WHAT IS ASKED → Search the listing for "title" and copy every line where it appears.

[Structured figure records]

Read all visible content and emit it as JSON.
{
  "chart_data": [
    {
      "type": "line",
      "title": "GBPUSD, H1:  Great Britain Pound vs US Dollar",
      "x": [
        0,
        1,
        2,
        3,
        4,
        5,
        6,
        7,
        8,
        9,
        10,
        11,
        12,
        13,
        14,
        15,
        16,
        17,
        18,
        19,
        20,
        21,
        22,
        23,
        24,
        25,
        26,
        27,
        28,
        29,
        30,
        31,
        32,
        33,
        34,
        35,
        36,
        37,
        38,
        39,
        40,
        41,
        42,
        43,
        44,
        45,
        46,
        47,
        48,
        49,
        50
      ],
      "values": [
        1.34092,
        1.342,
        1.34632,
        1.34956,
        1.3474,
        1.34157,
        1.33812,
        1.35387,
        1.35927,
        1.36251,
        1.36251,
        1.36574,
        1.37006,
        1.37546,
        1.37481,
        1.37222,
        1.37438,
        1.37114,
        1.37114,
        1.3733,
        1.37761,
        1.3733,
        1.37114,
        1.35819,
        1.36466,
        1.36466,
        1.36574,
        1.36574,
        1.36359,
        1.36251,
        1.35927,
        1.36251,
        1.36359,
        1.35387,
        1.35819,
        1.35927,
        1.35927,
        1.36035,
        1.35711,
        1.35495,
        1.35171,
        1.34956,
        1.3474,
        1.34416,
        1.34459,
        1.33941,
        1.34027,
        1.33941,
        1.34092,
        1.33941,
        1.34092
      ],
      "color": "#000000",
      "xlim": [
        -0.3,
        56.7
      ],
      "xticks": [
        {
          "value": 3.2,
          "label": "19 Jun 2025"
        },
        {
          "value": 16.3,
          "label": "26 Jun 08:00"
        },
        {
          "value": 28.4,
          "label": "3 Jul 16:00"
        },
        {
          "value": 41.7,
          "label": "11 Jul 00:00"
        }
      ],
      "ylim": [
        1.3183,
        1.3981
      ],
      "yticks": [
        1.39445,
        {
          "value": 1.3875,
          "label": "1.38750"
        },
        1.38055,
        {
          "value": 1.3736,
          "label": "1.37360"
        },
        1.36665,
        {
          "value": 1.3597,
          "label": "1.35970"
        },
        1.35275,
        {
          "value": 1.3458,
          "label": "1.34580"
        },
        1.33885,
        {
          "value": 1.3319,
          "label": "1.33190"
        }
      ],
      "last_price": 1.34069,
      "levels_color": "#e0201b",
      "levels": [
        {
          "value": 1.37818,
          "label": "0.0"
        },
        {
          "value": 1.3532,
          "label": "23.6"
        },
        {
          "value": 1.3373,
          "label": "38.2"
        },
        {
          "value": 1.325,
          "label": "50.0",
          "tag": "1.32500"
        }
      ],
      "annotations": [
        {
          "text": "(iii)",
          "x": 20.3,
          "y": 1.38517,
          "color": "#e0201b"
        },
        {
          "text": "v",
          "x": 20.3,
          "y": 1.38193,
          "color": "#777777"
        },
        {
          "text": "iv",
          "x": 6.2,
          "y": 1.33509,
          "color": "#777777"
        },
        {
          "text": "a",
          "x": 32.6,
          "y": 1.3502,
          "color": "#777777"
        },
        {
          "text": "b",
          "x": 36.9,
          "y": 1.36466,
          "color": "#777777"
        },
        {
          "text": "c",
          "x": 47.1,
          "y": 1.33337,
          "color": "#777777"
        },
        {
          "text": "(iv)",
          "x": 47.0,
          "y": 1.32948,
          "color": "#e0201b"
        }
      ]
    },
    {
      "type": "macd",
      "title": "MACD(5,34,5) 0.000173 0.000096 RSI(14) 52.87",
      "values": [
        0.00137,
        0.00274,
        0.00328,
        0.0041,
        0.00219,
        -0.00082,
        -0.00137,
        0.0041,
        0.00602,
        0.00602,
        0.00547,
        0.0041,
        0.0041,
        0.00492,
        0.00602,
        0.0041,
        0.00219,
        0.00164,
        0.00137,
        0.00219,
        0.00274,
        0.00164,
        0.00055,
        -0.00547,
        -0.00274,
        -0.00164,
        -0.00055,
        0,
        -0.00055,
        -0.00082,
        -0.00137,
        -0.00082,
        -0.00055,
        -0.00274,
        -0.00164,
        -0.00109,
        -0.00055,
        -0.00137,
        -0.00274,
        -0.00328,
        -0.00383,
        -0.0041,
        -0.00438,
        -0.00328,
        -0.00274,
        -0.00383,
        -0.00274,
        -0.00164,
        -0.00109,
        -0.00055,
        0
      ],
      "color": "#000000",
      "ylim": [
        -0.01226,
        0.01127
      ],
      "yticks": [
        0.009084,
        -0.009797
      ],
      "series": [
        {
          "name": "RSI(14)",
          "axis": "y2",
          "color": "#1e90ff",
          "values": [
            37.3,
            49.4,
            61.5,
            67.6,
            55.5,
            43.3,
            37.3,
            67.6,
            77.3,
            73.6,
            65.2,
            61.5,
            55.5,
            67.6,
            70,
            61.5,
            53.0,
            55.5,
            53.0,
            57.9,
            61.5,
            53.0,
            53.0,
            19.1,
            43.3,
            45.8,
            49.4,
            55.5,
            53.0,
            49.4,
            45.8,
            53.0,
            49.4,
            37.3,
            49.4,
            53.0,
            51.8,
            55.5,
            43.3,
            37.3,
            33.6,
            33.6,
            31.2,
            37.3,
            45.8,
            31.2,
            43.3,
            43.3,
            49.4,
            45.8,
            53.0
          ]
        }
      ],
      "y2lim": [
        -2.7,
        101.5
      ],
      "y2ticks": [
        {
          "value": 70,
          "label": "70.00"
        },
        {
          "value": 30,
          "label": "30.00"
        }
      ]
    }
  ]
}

RESPONSE →
      "title": "GBPUSD, H1:  Great Britain Pound vs US Dollar",
      "title": "MACD(5,34,5) 0.000173 0.000096 RSI(14) 52.87",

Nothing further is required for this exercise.